Stated exercise ▸
Retype the material below. Keep every word exactly as it is.

Material supplied ▸
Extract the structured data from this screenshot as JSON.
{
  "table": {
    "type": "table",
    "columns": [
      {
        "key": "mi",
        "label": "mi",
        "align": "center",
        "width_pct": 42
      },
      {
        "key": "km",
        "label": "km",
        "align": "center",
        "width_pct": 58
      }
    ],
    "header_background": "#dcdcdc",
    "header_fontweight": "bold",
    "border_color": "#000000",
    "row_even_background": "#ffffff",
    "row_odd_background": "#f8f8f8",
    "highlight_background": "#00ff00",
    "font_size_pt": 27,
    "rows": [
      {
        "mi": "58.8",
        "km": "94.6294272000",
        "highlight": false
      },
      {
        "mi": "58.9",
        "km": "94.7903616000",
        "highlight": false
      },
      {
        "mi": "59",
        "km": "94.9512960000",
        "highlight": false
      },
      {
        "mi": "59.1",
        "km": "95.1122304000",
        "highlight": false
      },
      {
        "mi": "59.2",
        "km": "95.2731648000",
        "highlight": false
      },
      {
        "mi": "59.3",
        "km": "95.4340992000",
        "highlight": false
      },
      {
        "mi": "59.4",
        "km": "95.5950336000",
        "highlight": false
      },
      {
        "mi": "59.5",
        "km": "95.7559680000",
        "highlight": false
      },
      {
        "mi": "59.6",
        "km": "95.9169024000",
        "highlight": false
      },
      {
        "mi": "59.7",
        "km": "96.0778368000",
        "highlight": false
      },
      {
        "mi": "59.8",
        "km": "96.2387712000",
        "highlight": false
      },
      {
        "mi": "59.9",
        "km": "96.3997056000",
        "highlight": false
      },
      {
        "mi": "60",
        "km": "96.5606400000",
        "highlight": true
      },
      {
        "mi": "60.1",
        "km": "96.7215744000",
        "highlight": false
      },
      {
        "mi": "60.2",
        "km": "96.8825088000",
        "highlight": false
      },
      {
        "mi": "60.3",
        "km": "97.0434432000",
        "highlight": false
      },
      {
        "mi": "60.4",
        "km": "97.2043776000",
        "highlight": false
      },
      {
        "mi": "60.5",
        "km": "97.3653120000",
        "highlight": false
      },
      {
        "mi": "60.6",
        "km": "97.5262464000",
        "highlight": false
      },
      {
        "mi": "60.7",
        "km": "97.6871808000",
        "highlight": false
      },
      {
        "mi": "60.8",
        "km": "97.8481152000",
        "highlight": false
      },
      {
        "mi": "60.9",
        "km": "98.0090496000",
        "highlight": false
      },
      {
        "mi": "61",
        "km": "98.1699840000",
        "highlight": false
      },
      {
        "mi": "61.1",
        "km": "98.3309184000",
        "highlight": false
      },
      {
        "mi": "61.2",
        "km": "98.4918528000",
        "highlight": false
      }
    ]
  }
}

Correct answer ▸
Extract the structured data from this screenshot as JSON.
{
  "table": {
    "type": "table",
    "columns": [
      {
        "key": "mi",
        "label": "mi",
        "align": "center",
        "width_pct": 42
      },
      {
        "key": "km",
        "label": "km",
        "align": "center",
        "width_pct": 58
      }
    ],
    "header_background": "#dcdcdc",
    "header_fontweight": "bold",
    "border_color": "#000000",
    "row_even_background": "#ffffff",
    "row_odd_background": "#f8f8f8",
    "highlight_background": "#00ff00",
    "font_size_pt": 27,
    "rows": [
      {
        "mi": "58.8",
        "km": "94.6294272000",
        "highlight": false
      },
      {
        "mi": "58.9",
        "km": "94.7903616000",
        "highlight": false
      },
      {
        "mi": "59",
        "km": "94.9512960000",
        "highlight": false
      },
      {
        "mi": "59.1",
        "km": "95.1122304000",
        "highlight": false
      },
      {
        "mi": "59.2",
        "km": "95.2731648000",
        "highlight": false
      },
      {
        "mi": "59.3",
        "km": "95.4340992000",
        "highlight": false
      },
      {
        "mi": "59.4",
        "km": "95.5950336000",
        "highlight": false
      },
      {
        "mi": "59.5",
        "km": "95.7559680000",
        "highlight": false
      },
      {
        "mi": "59.6",
        "km": "95.9169024000",
        "highlight": false
      },
      {
        "mi": "59.7",
        "km": "96.0778368000",
        "highlight": false
      },
      {
        "mi": "59.8",
        "km": "96.2387712000",
        "highlight": false
      },
      {
        "mi": "59.9",
        "km": "96.3997056000",
        "highlight": false
      },
      {
        "mi": "60",
        "km": "96.5606400000",
        "highlight": true
      },
      {
        "mi": "60.1",
        "km": "96.7215744000",
        "highlight": false
      },
      {
        "mi": "60.2",
        "km": "96.8825088000",
        "highlight": false
      },
      {
        "mi": "60.3",
        "km": "97.0434432000",
        "highlight": false
      },
      {
        "mi": "60.4",
        "km": "97.2043776000",
        "highlight": false
      },
      {
        "mi": "60.5",
        "km": "97.3653120000",
        "highlight": false
      },
      {
        "mi": "60.6",
        "km": "97.5262464000",
        "highlight": false
      },
      {
        "mi": "60.7",
        "km": "97.6871808000",
        "highlight": false
      },
      {
        "mi": "60.8",
        "km": "97.8481152000",
        "highlight": false
      },
      {
        "mi": "60.9",
        "km": "98.0090496000",
        "highlight": false
      },
      {
        "mi": "61",
        "km": "98.1699840000",
        "highlight": false
      },
      {
        "mi": "61.1",
        "km": "98.3309184000",
        "highlight": false
      },
      {
        "mi": "61.2",
        "km": "98.4918528000",
        "highlight": false
      }
    ]
  }
}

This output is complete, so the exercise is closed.